Naturally I don’t expect DKs to have a ranged rotation as strong as our melee rotation (since it would objectively be the stronger subspec, whether you mixed in autoattacks for bonus damage or simply stayed at maximum range due to raid’s the need for it), but simply having the reach to be able to start running out of danger zones before they form without costing too much damage, or pre-empt adds running from the edge of the room, would make up for our difficulty moving in the first place.

Of course, while Frost and Blood have ranged builders and no ranged spender, at least they can use theirs at-will. Unholy has a ranged spender, but only Outbreak to build up to it from a distance – which is limited by a cooldown (understandable given its AoE spread, but strictly limiting as a ranged attack on top of its already low damage).


Alas, Multistrike has been cut down before its time. As something of a point of contention amongst the playerbase, the developers have removed it come Legion with the note that it is simply an alternative to Critical Strike rating. Several specializations also had minimal reason to use it (due to its lower damage returns compared to Crit) without specific attunements.

Of course, Versatility survived because the developers believed it was “interesting” and “useful” which seemingly undercuts that analysis.

To me, the devs barely scratched the surface with Multistrike. It was only ever allowed to be a stat that caused additional damage – rather than a stat that caused you to strike additional times. Instead of an “alternative to Crit” it could have been an alternative to Haste, allowing each cast, strike or autoattack additional chances to activate procs at no additional cost, on top of their damage. This is especially notable given how some specs have felt GCD locked towards the end of an expansion in the past, meaning that the value of Multistrike would go up as Haste’s went down.
Of course, with Haste affecting the GCD next expansion, the latter case may not be strictly necessary.

[Exercise details]
Write the next few sentences of the piece on Death Knight ranged play and the removed Multistrike stat, picking up right after its final sentence.

[Records supplied]
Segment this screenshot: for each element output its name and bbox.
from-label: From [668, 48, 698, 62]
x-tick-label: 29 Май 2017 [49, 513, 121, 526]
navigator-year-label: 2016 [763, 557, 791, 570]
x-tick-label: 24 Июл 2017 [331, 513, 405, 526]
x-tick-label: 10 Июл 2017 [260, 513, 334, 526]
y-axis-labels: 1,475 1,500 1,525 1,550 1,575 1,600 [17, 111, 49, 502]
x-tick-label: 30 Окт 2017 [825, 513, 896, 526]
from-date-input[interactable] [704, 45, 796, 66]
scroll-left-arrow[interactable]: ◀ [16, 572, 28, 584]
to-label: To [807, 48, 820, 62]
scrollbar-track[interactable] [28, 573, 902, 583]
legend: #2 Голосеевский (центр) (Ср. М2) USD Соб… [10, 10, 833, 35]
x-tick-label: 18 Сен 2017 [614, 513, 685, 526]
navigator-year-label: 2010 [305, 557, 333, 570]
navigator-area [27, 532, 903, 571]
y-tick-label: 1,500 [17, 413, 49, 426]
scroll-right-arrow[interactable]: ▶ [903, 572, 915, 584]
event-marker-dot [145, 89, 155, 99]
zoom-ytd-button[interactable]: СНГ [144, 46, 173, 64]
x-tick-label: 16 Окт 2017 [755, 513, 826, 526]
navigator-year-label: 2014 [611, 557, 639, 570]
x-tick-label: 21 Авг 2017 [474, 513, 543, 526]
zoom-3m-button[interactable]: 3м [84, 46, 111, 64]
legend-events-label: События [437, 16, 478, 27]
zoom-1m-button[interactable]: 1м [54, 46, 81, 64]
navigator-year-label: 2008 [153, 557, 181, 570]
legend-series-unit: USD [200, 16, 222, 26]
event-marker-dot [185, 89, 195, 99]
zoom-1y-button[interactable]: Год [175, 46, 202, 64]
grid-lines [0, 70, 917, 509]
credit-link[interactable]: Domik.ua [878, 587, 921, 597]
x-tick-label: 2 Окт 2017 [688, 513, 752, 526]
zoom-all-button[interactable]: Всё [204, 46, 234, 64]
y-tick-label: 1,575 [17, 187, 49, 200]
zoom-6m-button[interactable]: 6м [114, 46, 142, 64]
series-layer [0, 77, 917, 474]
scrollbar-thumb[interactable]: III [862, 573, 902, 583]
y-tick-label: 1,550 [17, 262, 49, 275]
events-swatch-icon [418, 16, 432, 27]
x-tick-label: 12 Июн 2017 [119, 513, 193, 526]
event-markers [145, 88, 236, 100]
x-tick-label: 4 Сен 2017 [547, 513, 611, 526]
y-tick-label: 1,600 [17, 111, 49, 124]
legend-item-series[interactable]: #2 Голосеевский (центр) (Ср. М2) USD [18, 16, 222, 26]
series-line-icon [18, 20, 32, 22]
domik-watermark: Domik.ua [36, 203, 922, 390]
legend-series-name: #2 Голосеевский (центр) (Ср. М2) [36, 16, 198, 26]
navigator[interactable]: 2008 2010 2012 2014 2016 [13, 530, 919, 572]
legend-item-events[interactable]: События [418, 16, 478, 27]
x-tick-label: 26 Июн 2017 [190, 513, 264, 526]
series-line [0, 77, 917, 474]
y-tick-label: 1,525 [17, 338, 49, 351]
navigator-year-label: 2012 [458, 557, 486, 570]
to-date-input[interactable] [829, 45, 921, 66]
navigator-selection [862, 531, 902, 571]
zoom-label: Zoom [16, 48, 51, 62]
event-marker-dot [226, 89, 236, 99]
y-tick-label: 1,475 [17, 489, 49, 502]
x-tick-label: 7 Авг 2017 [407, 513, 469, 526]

[Solved exercise]
Still better than Versatility, though.

Scattered Thoughts

  • Obtaining Apocalypse fills me with many emotions… none of which are positive. The scenario is blatantly recycled from Affliction Warlocks and Balance Druids, the overworld section (on top of, again, being a prime location for two other class’ artifact questlines) will make starting the questline annoying.
  • Why Fire Relics for Apocalypse? I understand Shadow, but Fire (and Holy) makes the absolute least sense for a DK artifact. Why not Fel, for our demonic weaponry and origins? Why not Life, for our perversion of it?
  • Spellbreaker on its own makes me happy for lore/RP reasons (my main is a Blood Elf after all)…
  • … while Spellbreaker’s compatriots are once again painfully PVP oriented, which I thought was the point of the PVP trees in the first place. Would be a much better choice if March of the Damned were swapped for Death’s Advance, and Desecrated Ground was replaced.
  • Purgatory versus Death Pact? Sadistic. Love it! Finally an actual choice that doesn’t directly impact your performance.
  • Since Frost has Remorseless Winter, perhaps the central option in our Tier 90 will see the return of Hungering Cold…?
  • Boiling Rot may actually make Defile interesting in the absence of Necrotic Plague.